Look through the material and copy each line holding "have".

Stored records:
---------------

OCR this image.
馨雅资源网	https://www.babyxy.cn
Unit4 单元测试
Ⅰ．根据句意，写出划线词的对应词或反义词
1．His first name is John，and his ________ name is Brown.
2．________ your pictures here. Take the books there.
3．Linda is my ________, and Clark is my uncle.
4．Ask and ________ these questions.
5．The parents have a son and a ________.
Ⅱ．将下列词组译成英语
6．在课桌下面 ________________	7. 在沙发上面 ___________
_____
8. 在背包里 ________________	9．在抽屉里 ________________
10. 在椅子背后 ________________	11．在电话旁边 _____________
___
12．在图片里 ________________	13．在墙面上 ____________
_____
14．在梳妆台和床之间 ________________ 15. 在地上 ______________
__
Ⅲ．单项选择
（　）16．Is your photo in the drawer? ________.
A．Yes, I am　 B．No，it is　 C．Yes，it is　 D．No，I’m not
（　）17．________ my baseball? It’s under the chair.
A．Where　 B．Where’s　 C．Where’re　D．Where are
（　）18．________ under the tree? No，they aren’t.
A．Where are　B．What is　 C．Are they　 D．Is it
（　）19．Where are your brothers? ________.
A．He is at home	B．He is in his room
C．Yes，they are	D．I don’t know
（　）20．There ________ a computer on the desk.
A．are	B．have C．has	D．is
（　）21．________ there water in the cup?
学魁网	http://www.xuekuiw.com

---------------

• REPLY TO THE TASK:
5．The parents have a son and a ________.
A．are	B．have C．has	D．is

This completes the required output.